### GIVEN INSTRUCTION
Reproduce all entries precisely as they are written.

### RECORD EXCERPTS

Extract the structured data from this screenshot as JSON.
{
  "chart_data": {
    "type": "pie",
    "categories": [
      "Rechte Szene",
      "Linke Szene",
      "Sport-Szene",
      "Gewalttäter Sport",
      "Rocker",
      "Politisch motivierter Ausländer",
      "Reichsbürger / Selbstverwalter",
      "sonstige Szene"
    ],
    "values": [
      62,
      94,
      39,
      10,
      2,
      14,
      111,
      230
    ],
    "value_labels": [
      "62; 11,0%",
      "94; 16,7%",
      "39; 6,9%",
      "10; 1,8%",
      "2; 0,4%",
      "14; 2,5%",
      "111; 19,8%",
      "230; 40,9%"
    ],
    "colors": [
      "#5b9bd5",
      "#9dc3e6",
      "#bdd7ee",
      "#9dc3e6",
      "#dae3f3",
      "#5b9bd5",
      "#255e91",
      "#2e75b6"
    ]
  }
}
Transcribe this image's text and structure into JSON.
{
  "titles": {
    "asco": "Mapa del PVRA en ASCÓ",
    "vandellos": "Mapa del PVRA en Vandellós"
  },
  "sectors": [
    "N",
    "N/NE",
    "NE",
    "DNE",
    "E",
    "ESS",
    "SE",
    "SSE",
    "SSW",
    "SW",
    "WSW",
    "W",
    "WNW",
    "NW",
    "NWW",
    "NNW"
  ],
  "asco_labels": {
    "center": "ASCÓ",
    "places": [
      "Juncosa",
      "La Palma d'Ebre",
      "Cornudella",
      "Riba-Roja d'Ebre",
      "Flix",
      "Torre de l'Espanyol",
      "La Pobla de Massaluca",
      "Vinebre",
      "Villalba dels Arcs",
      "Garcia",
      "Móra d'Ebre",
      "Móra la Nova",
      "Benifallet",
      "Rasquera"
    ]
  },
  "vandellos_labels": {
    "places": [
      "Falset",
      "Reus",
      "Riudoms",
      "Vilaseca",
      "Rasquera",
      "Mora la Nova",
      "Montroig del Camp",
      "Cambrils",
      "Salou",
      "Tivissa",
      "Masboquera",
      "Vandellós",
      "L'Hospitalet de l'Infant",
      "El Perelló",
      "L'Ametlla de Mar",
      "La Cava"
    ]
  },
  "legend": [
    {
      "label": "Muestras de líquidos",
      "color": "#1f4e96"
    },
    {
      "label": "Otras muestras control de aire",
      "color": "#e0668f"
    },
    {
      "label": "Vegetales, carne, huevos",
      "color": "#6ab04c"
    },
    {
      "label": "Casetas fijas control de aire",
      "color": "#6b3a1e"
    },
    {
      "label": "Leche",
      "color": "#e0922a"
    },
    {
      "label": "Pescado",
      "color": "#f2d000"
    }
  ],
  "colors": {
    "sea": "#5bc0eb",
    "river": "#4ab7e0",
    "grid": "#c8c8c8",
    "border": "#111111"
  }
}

### SOLUTION TO THE EXERCISE
Extract the structured data from this screenshot as JSON.
{
  "chart_data": {
    "type": "pie",
    "categories": [
      "Rechte Szene",
      "Linke Szene",
      "Sport-Szene",
      "Gewalttäter Sport",
      "Rocker",
      "Politisch motivierter Ausländer",
      "Reichsbürger / Selbstverwalter",
      "sonstige Szene"
    ],
    "values": [
      62,
      94,
      39,
      10,
      2,
      14,
      111,
      230
    ],
    "value_labels": [
      "62; 11,0%",
      "94; 16,7%",
      "39; 6,9%",
      "10; 1,8%",
      "2; 0,4%",
      "14; 2,5%",
      "111; 19,8%",
      "230; 40,9%"
    ],
    "colors": [
      "#5b9bd5",
      "#9dc3e6",
      "#bdd7ee",
      "#9dc3e6",
      "#dae3f3",
      "#5b9bd5",
      "#255e91",
      "#2e75b6"
    ]
  }
}
Transcribe this image's text and structure into JSON.
{
  "titles": {
    "asco": "Mapa del PVRA en ASCÓ",
    "vandellos": "Mapa del PVRA en Vandellós"
  },
  "sectors": [
    "N",
    "N/NE",
    "NE",
    "DNE",
    "E",
    "ESS",
    "SE",
    "SSE",
    "SSW",
    "SW",
    "WSW",
    "W",
    "WNW",
    "NW",
    "NWW",
    "NNW"
  ],
  "asco_labels": {
    "center": "ASCÓ",
    "places": [
      "Juncosa",
      "La Palma d'Ebre",
      "Cornudella",
      "Riba-Roja d'Ebre",
      "Flix",
      "Torre de l'Espanyol",
      "La Pobla de Massaluca",
      "Vinebre",
      "Villalba dels Arcs",
      "Garcia",
      "Móra d'Ebre",
      "Móra la Nova",
      "Benifallet",
      "Rasquera"
    ]
  },
  "vandellos_labels": {
    "places": [
      "Falset",
      "Reus",
      "Riudoms",
      "Vilaseca",
      "Rasquera",
      "Mora la Nova",
      "Montroig del Camp",
      "Cambrils",
      "Salou",
      "Tivissa",
      "Masboquera",
      "Vandellós",
      "L'Hospitalet de l'Infant",
      "El Perelló",
      "L'Ametlla de Mar",
      "La Cava"
    ]
  },
  "legend": [
    {
      "label": "Muestras de líquidos",
      "color": "#1f4e96"
    },
    {
      "label": "Otras muestras control de aire",
      "color": "#e0668f"
    },
    {
      "label": "Vegetales, carne, huevos",
      "color": "#6ab04c"
    },
    {
      "label": "Casetas fijas control de aire",
      "color": "#6b3a1e"
    },
    {
      "label": "Leche",
      "color": "#e0922a"
    },
    {
      "label": "Pescado",
      "color": "#f2d000"
    }
  ],
  "colors": {
    "sea": "#5bc0eb",
    "river": "#4ab7e0",
    "grid": "#c8c8c8",
    "border": "#111111"
  }
}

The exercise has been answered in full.